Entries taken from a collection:
━━━━

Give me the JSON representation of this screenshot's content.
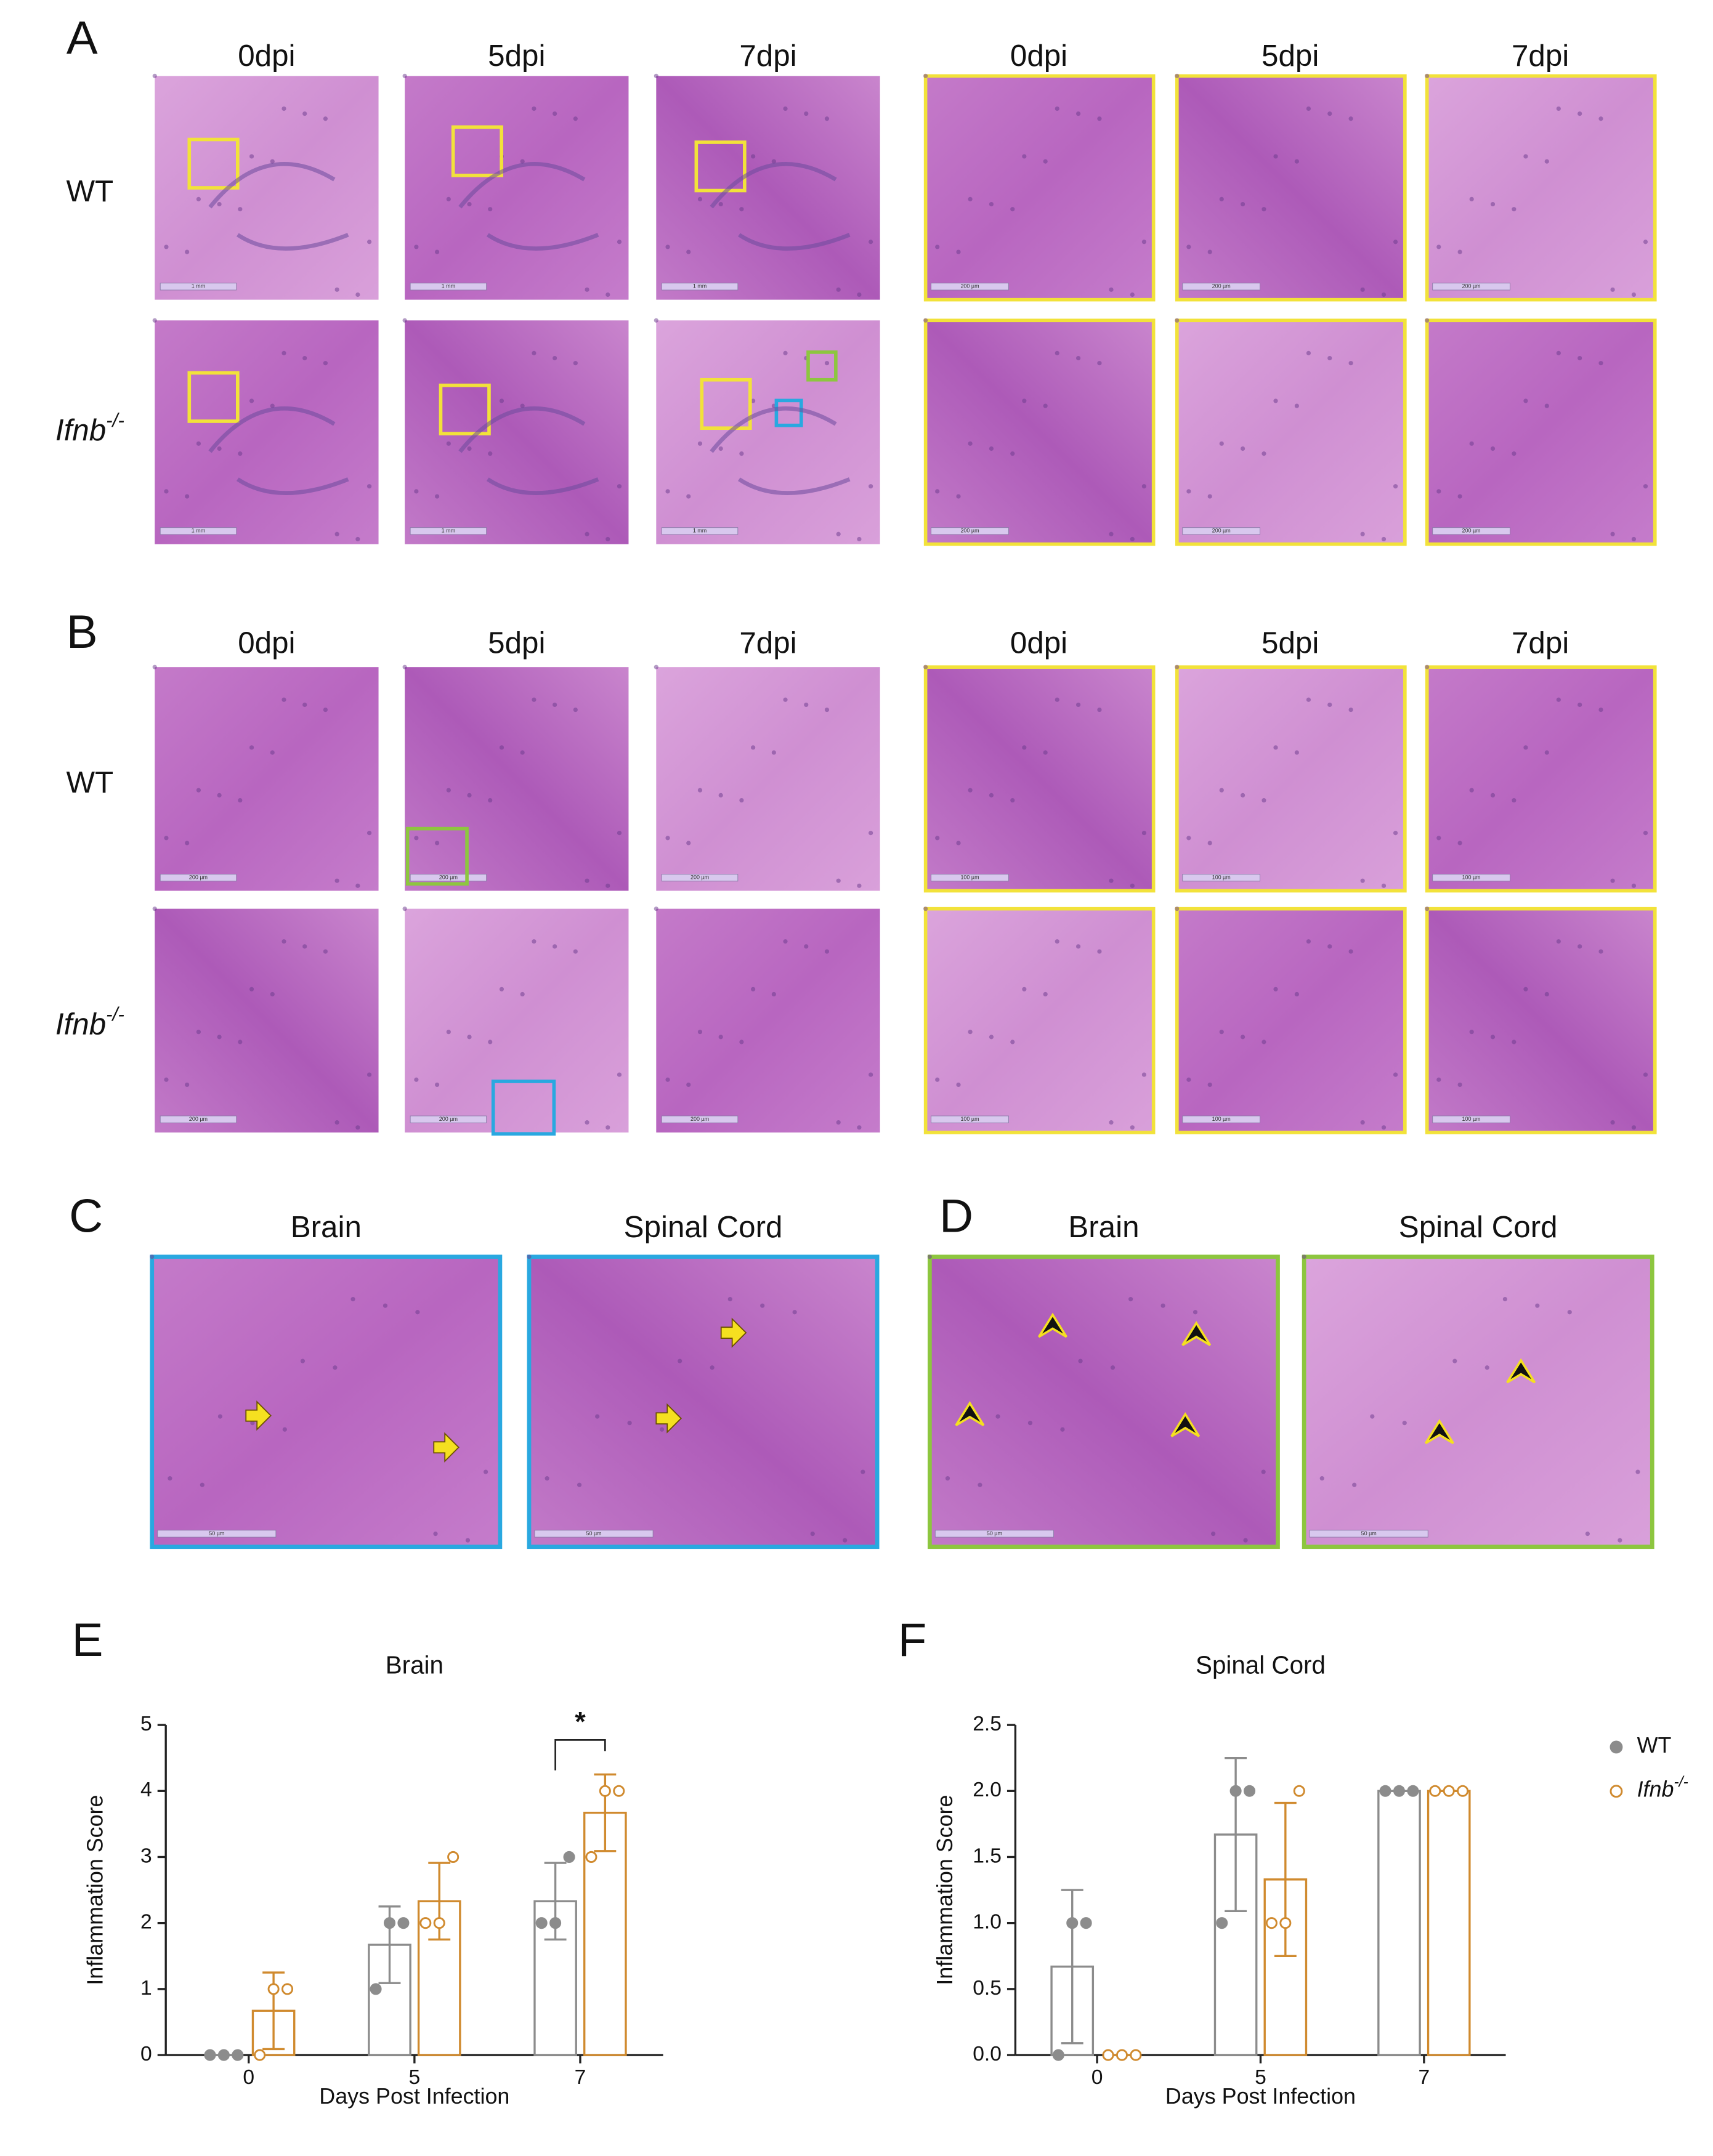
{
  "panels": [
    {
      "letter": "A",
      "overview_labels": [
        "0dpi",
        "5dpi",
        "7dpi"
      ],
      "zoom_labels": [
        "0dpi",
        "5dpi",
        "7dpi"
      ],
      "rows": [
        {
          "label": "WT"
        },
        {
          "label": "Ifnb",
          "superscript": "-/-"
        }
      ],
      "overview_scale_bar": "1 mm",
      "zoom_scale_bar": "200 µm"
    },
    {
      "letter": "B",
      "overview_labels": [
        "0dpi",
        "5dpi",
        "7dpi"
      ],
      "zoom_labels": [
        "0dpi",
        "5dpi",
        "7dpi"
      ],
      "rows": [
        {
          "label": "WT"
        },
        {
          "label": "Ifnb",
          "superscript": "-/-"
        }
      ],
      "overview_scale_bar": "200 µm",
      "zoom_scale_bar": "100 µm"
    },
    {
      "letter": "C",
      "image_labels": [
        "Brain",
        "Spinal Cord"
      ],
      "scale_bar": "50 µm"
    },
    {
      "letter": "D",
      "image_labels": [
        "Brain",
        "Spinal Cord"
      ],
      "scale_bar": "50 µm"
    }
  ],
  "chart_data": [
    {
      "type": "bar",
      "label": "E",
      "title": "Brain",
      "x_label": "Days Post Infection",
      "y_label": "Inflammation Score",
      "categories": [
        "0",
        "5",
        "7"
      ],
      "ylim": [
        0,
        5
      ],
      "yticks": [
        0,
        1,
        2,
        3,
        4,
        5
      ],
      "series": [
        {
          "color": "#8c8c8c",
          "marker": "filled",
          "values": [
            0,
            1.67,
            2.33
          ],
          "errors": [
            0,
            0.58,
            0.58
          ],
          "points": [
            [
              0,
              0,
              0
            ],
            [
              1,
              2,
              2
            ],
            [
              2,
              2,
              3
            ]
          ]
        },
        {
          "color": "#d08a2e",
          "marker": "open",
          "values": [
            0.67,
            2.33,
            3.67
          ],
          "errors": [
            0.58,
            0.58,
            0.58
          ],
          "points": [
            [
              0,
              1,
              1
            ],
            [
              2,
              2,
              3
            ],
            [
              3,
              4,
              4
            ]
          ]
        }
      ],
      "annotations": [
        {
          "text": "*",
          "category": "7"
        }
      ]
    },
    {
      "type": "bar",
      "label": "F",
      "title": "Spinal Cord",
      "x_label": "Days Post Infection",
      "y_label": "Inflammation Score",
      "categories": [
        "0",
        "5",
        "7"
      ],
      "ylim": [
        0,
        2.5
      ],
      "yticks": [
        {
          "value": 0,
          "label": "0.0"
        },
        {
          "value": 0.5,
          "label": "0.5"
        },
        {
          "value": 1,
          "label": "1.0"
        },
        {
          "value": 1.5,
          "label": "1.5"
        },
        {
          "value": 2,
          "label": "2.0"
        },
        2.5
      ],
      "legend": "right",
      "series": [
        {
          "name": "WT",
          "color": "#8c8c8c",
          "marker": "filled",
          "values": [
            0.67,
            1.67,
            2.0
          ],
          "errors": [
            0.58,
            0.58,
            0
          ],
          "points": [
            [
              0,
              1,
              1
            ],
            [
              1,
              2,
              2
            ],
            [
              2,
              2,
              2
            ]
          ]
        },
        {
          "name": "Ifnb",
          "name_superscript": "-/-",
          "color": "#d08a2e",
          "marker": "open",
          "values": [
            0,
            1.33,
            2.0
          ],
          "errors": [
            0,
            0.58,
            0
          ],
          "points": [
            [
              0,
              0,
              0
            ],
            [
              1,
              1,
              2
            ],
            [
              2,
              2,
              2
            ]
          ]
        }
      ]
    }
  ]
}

━━━━

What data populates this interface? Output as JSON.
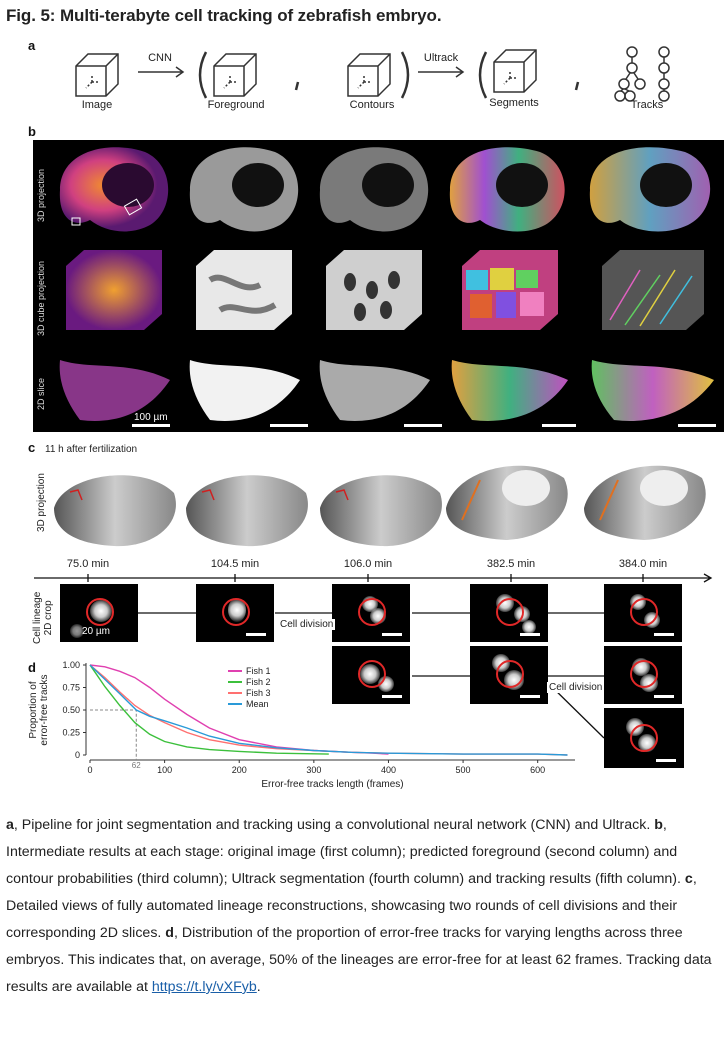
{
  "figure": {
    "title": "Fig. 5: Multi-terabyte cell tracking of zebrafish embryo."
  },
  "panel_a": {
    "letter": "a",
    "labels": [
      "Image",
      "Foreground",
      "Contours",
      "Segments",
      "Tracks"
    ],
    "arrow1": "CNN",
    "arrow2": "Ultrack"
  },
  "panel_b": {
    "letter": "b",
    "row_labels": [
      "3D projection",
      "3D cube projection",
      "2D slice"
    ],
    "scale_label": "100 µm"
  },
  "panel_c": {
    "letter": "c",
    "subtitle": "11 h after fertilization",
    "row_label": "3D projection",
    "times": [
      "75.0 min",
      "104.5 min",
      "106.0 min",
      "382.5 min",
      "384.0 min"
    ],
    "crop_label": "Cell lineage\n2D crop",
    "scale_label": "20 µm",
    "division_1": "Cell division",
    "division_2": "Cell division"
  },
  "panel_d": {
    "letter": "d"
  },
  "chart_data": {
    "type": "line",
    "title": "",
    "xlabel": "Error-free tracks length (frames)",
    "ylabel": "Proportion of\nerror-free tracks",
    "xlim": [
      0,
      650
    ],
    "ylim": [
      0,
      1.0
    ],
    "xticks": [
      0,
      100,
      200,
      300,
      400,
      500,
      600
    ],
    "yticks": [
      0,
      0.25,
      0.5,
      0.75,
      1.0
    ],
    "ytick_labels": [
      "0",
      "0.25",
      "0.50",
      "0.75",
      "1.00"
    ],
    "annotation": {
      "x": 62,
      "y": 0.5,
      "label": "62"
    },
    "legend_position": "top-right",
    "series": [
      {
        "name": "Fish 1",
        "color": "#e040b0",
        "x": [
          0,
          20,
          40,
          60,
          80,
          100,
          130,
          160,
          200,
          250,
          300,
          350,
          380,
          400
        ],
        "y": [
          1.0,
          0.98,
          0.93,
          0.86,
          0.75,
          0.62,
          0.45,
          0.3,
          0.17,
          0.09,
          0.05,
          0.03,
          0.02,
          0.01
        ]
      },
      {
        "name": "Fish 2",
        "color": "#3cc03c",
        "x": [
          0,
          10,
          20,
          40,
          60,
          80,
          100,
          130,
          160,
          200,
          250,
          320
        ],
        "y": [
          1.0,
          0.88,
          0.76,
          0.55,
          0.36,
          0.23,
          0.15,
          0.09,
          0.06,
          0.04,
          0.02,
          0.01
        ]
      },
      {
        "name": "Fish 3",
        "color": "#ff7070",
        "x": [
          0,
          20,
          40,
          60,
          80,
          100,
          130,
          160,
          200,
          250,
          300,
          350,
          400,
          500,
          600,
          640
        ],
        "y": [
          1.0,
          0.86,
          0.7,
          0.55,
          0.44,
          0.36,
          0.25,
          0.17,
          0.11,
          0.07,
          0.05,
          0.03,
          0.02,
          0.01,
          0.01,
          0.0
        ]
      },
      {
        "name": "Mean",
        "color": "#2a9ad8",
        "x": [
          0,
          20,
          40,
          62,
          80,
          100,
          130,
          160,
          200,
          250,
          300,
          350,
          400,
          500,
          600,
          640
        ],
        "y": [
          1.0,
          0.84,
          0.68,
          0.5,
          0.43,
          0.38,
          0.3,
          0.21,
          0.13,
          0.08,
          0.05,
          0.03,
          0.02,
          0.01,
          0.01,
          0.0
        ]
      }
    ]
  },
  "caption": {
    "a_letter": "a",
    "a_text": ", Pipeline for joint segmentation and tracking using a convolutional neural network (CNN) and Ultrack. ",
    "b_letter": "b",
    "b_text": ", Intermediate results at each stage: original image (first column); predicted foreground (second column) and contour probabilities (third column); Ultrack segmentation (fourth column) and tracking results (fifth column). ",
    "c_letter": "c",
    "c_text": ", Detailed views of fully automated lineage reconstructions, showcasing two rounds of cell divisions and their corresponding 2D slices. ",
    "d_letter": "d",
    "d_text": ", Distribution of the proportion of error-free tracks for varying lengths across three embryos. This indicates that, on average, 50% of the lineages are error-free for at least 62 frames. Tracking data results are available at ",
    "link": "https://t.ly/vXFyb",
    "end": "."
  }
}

━━━━

Copy each line of the records that contains the word "free".

Output →
    "xlabel": "Error-free tracks length (frames)",
    "ylabel": "Proportion of\nerror-free tracks",
    "d_text": ", Distribution of the proportion of error-free tracks for varying lengths across three embryos. This indicates that, on average, 50% of the lineages are error-free for at least 62 frames. Tracking data results are available at ",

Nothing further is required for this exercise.